— AIM —
Copy the records below exactly as they appear.

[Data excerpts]
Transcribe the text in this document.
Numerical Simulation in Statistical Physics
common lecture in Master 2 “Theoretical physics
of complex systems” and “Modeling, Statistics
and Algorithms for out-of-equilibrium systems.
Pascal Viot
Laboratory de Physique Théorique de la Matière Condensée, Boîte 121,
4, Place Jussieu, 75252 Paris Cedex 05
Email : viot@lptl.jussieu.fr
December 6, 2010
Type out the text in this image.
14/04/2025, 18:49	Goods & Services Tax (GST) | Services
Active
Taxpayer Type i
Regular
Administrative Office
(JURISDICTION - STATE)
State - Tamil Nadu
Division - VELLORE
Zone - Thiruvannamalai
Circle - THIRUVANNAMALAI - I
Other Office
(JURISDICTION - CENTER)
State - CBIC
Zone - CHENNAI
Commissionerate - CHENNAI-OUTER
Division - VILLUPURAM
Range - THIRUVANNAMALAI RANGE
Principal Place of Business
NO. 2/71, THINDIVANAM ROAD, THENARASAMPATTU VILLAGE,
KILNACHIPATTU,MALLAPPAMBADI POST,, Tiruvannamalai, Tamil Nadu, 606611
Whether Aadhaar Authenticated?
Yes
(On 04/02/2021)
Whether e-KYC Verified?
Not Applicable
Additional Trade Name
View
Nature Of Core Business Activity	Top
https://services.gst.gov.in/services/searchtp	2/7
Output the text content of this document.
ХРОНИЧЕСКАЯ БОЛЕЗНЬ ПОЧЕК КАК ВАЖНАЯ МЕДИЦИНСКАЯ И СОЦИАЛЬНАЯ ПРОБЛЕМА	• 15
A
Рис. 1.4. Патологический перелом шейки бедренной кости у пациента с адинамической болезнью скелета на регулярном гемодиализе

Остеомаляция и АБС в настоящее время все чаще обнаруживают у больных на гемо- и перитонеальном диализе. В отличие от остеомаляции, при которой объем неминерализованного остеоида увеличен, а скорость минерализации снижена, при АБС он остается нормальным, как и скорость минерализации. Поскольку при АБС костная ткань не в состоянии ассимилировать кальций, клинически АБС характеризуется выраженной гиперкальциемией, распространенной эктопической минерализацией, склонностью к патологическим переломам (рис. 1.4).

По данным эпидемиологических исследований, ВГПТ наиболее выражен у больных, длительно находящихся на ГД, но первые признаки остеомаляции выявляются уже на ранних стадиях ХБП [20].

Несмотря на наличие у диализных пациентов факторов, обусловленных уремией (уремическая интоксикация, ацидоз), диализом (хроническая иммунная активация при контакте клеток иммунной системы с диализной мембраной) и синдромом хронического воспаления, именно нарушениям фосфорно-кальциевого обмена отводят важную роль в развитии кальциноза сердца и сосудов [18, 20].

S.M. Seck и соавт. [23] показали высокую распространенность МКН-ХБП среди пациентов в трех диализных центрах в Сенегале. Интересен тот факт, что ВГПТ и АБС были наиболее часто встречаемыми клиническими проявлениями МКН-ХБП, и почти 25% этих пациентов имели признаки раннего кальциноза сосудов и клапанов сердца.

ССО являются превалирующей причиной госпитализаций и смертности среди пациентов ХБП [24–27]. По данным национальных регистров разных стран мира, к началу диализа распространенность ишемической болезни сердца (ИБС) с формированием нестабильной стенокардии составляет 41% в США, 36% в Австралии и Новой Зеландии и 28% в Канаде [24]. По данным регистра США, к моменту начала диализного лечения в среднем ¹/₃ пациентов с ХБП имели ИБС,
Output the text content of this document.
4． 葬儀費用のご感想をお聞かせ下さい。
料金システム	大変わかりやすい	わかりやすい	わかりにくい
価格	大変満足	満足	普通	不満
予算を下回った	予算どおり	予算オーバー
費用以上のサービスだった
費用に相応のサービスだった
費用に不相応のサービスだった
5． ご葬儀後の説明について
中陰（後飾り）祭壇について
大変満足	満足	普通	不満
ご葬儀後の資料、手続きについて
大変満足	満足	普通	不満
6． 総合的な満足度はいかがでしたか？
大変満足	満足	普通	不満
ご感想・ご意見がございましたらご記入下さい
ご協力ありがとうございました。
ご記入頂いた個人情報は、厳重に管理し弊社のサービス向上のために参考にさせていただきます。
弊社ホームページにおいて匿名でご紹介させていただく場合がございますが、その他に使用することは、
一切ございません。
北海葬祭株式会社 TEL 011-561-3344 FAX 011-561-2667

— SOLVED PROBLEM —
Transcribe the text in this document.
Numerical Simulation in Statistical Physics
common lecture in Master 2 “Theoretical physics
of complex systems” and “Modeling, Statistics
and Algorithms for out-of-equilibrium systems.
Pascal Viot
Laboratory de Physique Théorique de la Matière Condensée, Boîte 121,
4, Place Jussieu, 75252 Paris Cedex 05
Email : viot@lptl.jussieu.fr
December 6, 2010
Type out the text in this image.
14/04/2025, 18:49	Goods & Services Tax (GST) | Services
Active
Taxpayer Type i
Regular
Administrative Office
(JURISDICTION - STATE)
State - Tamil Nadu
Division - VELLORE
Zone - Thiruvannamalai
Circle - THIRUVANNAMALAI - I
Other Office
(JURISDICTION - CENTER)
State - CBIC
Zone - CHENNAI
Commissionerate - CHENNAI-OUTER
Division - VILLUPURAM
Range - THIRUVANNAMALAI RANGE
Principal Place of Business
NO. 2/71, THINDIVANAM ROAD, THENARASAMPATTU VILLAGE,
KILNACHIPATTU,MALLAPPAMBADI POST,, Tiruvannamalai, Tamil Nadu, 606611
Whether Aadhaar Authenticated?
Yes
(On 04/02/2021)
Whether e-KYC Verified?
Not Applicable
Additional Trade Name
View
Nature Of Core Business Activity	Top
https://services.gst.gov.in/services/searchtp	2/7
Output the text content of this document.
ХРОНИЧЕСКАЯ БОЛЕЗНЬ ПОЧЕК КАК ВАЖНАЯ МЕДИЦИНСКАЯ И СОЦИАЛЬНАЯ ПРОБЛЕМА	• 15
A
Рис. 1.4. Патологический перелом шейки бедренной кости у пациента с адинамической болезнью скелета на регулярном гемодиализе

Остеомаляция и АБС в настоящее время все чаще обнаруживают у больных на гемо- и перитонеальном диализе. В отличие от остеомаляции, при которой объем неминерализованного остеоида увеличен, а скорость минерализации снижена, при АБС он остается нормальным, как и скорость минерализации. Поскольку при АБС костная ткань не в состоянии ассимилировать кальций, клинически АБС характеризуется выраженной гиперкальциемией, распространенной эктопической минерализацией, склонностью к патологическим переломам (рис. 1.4).

По данным эпидемиологических исследований, ВГПТ наиболее выражен у больных, длительно находящихся на ГД, но первые признаки остеомаляции выявляются уже на ранних стадиях ХБП [20].

Несмотря на наличие у диализных пациентов факторов, обусловленных уремией (уремическая интоксикация, ацидоз), диализом (хроническая иммунная активация при контакте клеток иммунной системы с диализной мембраной) и синдромом хронического воспаления, именно нарушениям фосфорно-кальциевого обмена отводят важную роль в развитии кальциноза сердца и сосудов [18, 20].

S.M. Seck и соавт. [23] показали высокую распространенность МКН-ХБП среди пациентов в трех диализных центрах в Сенегале. Интересен тот факт, что ВГПТ и АБС были наиболее часто встречаемыми клиническими проявлениями МКН-ХБП, и почти 25% этих пациентов имели признаки раннего кальциноза сосудов и клапанов сердца.

ССО являются превалирующей причиной госпитализаций и смертности среди пациентов ХБП [24–27]. По данным национальных регистров разных стран мира, к началу диализа распространенность ишемической болезни сердца (ИБС) с формированием нестабильной стенокардии составляет 41% в США, 36% в Австралии и Новой Зеландии и 28% в Канаде [24]. По данным регистра США, к моменту начала диализного лечения в среднем ¹/₃ пациентов с ХБП имели ИБС,
Output the text content of this document.
4． 葬儀費用のご感想をお聞かせ下さい。
料金システム	大変わかりやすい	わかりやすい	わかりにくい
価格	大変満足	満足	普通	不満
予算を下回った	予算どおり	予算オーバー
費用以上のサービスだった
費用に相応のサービスだった
費用に不相応のサービスだった
5． ご葬儀後の説明について
中陰（後飾り）祭壇について
大変満足	満足	普通	不満
ご葬儀後の資料、手続きについて
大変満足	満足	普通	不満
6． 総合的な満足度はいかがでしたか？
大変満足	満足	普通	不満
ご感想・ご意見がございましたらご記入下さい
ご協力ありがとうございました。
ご記入頂いた個人情報は、厳重に管理し弊社のサービス向上のために参考にさせていただきます。
弊社ホームページにおいて匿名でご紹介させていただく場合がございますが、その他に使用することは、
一切ございません。
北海葬祭株式会社 TEL 011-561-3344 FAX 011-561-2667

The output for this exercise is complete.